* What to produce: Copy every line in which the string "документов" occurs.

Items listed in a dataset
# # # # # # #

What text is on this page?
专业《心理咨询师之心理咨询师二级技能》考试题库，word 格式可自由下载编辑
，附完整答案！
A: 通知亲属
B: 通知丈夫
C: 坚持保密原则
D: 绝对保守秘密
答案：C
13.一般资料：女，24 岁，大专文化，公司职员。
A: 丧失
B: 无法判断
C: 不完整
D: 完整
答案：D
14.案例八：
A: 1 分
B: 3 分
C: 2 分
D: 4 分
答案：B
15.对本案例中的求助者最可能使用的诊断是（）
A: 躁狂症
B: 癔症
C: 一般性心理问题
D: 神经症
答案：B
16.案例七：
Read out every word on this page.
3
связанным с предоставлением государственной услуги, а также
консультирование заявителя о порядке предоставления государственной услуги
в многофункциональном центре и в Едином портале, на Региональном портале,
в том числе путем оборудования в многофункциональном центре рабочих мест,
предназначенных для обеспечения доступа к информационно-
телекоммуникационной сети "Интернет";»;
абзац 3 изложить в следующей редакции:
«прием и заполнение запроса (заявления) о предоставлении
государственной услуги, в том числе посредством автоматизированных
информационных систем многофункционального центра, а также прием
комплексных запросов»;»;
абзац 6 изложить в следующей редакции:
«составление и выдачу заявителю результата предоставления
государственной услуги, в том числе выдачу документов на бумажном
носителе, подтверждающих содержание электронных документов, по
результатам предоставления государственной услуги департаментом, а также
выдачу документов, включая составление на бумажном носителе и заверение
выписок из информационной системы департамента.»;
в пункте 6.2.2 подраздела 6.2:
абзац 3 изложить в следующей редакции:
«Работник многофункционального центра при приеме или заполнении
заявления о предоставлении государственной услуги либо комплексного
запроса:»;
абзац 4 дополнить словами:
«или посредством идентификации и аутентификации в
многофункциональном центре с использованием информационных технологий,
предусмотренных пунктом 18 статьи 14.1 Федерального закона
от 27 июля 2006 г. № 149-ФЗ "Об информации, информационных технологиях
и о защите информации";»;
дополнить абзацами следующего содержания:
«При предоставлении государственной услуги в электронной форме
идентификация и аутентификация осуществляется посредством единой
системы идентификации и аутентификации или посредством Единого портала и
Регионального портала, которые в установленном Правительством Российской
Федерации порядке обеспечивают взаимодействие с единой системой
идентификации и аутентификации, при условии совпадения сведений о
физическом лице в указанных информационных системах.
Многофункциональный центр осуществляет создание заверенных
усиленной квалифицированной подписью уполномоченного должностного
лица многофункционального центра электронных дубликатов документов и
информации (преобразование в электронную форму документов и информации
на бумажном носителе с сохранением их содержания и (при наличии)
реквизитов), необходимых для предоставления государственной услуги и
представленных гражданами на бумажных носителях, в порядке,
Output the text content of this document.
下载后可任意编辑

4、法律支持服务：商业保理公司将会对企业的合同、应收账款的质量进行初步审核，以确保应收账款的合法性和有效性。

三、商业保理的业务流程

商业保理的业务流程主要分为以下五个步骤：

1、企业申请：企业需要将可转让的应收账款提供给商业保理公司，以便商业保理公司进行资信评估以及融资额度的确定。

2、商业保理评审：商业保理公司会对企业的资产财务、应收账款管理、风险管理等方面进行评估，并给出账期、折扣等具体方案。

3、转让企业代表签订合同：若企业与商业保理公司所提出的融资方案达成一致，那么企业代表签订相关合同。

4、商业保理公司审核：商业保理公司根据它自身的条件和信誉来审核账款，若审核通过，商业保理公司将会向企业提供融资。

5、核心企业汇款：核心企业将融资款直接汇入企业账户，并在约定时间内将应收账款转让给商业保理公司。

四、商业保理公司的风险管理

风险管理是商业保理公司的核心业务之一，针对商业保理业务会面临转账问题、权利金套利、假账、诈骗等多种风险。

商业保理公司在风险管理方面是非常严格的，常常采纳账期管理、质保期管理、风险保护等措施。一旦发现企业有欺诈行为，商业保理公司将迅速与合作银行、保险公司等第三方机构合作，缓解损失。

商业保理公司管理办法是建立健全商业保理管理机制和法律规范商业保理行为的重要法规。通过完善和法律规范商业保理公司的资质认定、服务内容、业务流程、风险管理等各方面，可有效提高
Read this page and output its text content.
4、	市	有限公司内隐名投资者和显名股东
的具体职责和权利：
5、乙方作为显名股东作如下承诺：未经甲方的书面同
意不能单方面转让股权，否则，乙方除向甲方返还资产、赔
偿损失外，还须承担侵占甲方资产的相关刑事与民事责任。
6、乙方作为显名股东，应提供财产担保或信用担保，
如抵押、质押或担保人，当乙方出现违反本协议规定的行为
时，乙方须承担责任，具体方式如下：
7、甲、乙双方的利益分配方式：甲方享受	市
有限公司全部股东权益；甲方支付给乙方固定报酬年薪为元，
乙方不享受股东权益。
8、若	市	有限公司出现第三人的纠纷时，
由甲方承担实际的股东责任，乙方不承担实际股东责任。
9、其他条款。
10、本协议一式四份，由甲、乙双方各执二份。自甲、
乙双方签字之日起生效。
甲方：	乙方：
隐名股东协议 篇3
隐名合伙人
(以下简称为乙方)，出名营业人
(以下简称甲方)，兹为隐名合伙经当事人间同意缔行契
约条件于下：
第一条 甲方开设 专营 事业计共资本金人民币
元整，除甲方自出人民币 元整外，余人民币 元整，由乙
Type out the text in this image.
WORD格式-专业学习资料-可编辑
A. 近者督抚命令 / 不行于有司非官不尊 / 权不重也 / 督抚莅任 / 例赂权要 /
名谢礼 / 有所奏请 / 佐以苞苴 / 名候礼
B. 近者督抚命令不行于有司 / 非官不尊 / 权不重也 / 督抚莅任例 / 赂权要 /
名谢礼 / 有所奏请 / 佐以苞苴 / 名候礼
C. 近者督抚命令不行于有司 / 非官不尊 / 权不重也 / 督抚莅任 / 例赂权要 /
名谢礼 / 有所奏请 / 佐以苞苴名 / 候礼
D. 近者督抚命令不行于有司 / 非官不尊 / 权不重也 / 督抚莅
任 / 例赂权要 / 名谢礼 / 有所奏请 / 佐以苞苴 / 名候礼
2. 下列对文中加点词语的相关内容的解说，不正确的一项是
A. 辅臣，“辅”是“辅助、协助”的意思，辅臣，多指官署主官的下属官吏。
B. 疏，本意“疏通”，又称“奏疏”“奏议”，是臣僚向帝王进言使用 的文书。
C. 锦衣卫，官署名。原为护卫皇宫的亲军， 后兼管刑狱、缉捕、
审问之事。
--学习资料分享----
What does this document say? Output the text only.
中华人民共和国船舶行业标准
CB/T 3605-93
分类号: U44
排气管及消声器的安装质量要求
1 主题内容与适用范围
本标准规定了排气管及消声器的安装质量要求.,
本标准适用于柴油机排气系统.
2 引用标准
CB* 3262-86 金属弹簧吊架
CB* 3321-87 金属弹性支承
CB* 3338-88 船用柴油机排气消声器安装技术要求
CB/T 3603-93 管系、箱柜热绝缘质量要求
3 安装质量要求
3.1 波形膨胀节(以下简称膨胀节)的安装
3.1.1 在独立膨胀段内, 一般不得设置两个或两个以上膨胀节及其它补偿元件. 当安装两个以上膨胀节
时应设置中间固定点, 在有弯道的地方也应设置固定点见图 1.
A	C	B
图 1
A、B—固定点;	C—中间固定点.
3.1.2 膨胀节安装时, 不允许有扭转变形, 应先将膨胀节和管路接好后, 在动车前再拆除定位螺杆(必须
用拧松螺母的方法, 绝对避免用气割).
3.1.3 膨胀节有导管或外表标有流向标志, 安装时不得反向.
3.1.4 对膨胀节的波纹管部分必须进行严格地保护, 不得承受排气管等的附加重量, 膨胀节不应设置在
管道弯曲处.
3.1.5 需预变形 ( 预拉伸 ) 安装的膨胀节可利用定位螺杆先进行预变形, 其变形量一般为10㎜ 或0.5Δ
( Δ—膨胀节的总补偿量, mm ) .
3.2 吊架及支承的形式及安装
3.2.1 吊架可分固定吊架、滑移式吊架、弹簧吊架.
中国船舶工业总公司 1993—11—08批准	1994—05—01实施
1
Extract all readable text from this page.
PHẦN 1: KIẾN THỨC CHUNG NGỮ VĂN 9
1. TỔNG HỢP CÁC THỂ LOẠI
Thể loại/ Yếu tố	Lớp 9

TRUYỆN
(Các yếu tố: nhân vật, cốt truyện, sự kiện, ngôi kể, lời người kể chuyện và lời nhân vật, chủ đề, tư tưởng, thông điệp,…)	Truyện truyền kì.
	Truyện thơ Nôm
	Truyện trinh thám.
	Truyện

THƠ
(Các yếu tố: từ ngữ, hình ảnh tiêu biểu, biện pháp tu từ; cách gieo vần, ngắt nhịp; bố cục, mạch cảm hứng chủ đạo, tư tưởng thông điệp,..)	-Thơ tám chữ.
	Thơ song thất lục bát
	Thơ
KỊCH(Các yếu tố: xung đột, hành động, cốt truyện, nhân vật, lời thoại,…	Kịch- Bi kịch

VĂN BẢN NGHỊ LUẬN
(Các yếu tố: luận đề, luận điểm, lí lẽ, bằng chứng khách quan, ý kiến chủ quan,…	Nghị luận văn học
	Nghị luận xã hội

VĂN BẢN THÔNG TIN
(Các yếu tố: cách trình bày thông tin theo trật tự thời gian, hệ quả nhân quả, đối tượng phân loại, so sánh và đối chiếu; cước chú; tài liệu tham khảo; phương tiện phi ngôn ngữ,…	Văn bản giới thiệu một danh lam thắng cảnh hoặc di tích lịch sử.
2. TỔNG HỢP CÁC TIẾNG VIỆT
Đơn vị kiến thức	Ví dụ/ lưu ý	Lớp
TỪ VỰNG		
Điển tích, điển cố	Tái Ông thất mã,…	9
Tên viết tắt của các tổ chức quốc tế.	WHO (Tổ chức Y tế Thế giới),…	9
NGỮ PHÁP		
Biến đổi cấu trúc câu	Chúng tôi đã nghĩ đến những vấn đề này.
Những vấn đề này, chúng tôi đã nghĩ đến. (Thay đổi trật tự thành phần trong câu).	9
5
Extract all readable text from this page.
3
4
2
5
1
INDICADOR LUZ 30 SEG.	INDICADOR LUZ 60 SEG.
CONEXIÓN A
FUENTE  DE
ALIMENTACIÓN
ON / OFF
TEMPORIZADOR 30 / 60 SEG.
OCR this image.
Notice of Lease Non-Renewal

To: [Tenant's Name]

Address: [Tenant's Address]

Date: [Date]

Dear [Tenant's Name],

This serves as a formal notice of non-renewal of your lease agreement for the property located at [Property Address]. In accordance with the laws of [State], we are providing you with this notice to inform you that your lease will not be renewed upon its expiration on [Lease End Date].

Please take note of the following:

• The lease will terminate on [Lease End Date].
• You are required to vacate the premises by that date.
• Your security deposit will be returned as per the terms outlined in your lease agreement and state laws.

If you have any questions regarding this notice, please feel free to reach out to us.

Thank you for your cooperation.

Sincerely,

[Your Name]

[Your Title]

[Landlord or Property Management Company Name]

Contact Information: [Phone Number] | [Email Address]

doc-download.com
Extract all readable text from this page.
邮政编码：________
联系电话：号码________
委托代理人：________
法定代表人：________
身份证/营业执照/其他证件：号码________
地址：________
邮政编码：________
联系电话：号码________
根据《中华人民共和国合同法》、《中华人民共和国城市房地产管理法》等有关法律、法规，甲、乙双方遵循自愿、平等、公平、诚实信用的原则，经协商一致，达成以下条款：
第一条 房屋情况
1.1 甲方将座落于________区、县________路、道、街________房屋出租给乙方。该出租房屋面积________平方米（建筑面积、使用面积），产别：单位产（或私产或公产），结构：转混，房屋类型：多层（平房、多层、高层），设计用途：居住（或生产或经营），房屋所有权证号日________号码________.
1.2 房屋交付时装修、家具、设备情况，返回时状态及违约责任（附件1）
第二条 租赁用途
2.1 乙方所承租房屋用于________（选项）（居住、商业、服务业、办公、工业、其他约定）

# # # # # # #

* Solution:
государственной услуги, в том числе выдачу документов на бумажном
носителе, подтверждающих содержание электронных документов, по
выдачу документов, включая составление на бумажном носителе и заверение
лица многофункционального центра электронных дубликатов документов и
информации (преобразование в электронную форму документов и информации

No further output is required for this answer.